* [SHORT EXERCISE]: In the material below, find how many lines contain the string "başındaki". Write only that number.

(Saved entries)
....................
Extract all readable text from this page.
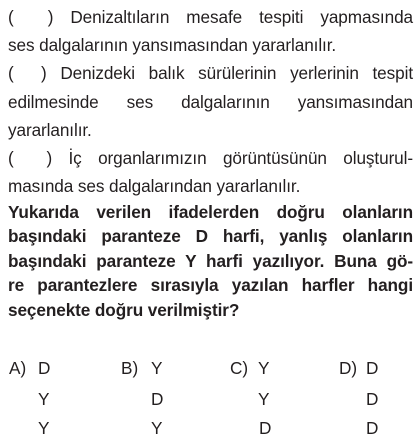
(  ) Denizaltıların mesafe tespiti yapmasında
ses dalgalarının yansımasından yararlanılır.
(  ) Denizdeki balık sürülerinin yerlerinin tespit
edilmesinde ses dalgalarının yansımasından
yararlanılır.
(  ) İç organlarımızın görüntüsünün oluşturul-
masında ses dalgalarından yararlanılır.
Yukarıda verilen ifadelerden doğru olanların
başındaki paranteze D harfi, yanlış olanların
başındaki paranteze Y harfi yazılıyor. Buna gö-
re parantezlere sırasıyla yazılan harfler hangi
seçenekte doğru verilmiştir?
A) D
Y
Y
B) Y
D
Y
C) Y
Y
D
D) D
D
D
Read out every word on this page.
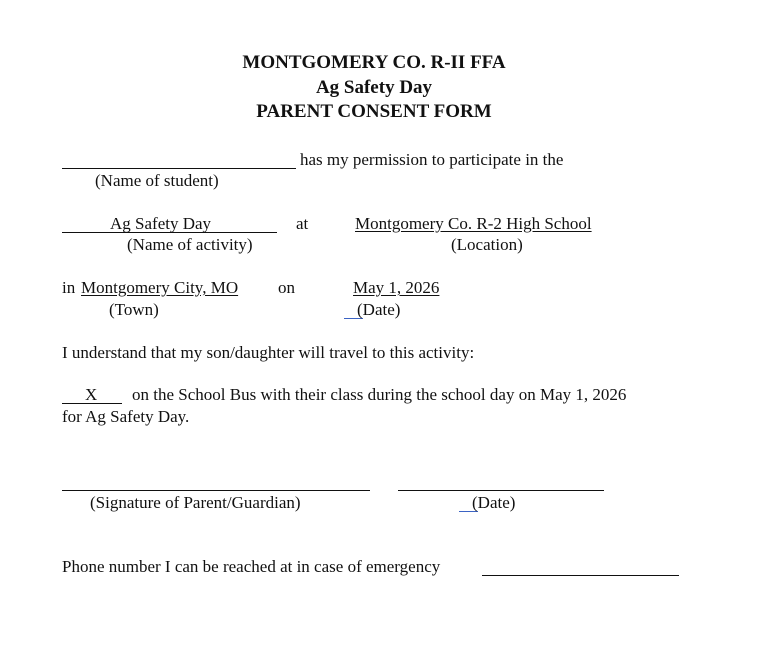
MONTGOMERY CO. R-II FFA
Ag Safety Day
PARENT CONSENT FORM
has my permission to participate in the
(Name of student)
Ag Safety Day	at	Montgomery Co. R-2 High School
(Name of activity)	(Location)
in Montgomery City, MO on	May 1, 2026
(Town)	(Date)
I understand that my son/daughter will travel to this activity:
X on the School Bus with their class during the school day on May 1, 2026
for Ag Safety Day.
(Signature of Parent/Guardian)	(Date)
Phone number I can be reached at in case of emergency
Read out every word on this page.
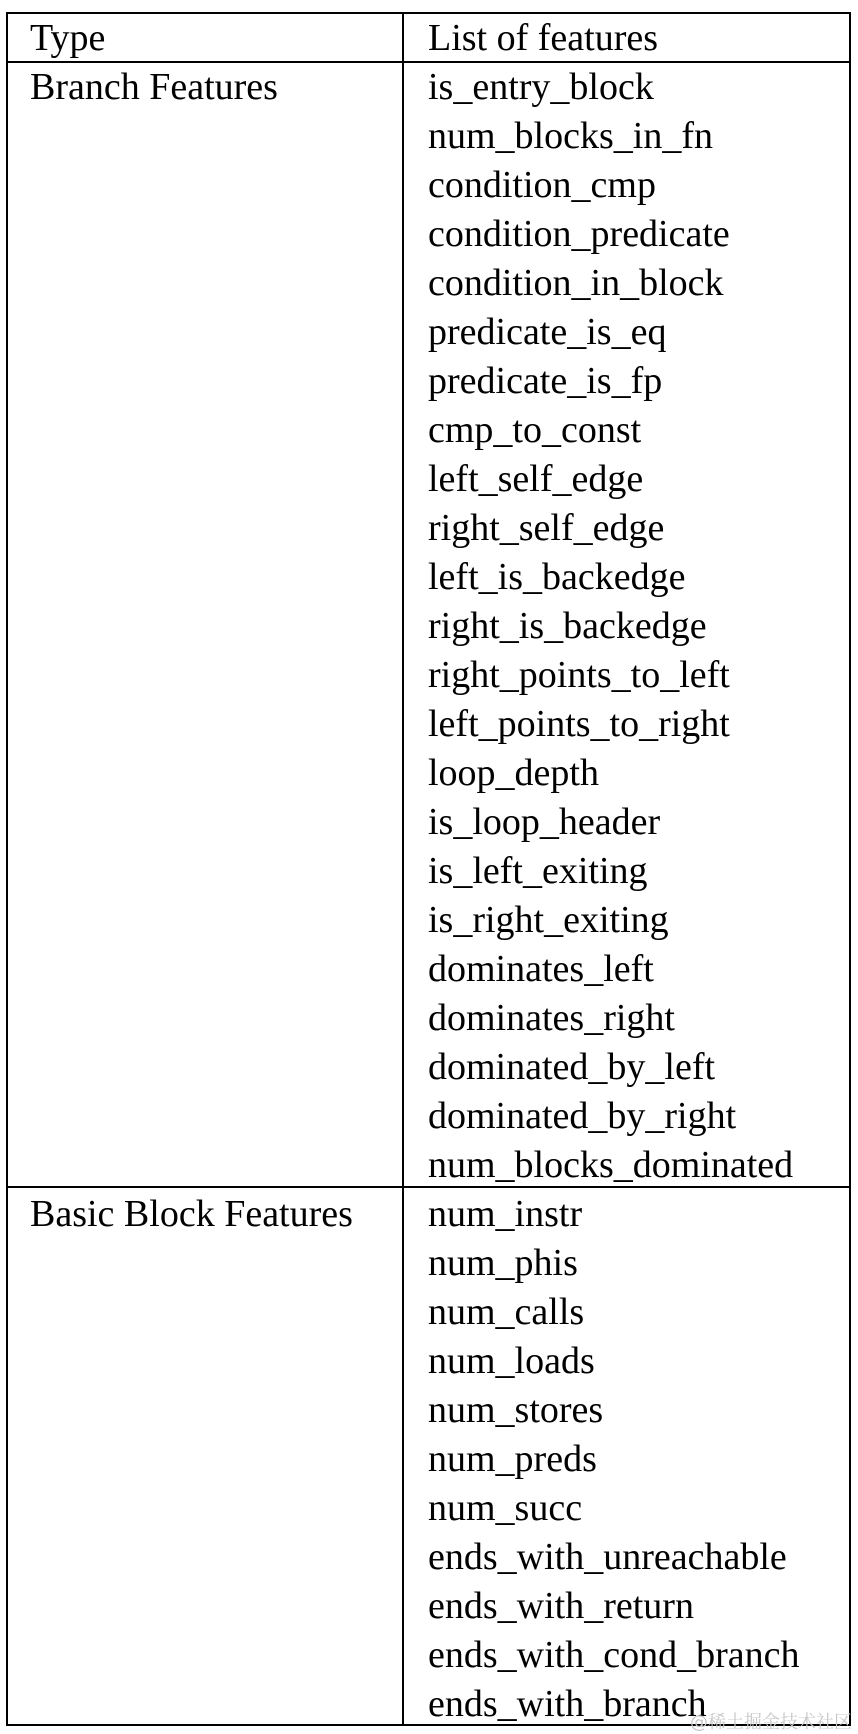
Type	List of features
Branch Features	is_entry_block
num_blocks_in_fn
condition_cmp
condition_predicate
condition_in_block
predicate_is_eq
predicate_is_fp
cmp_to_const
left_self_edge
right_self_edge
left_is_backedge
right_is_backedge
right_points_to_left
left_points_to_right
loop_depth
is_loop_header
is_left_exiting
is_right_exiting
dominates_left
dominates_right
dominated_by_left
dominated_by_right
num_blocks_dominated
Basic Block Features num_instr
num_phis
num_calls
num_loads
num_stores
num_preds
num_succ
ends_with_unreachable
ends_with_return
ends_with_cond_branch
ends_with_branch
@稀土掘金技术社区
....................
* [REPLY]: 2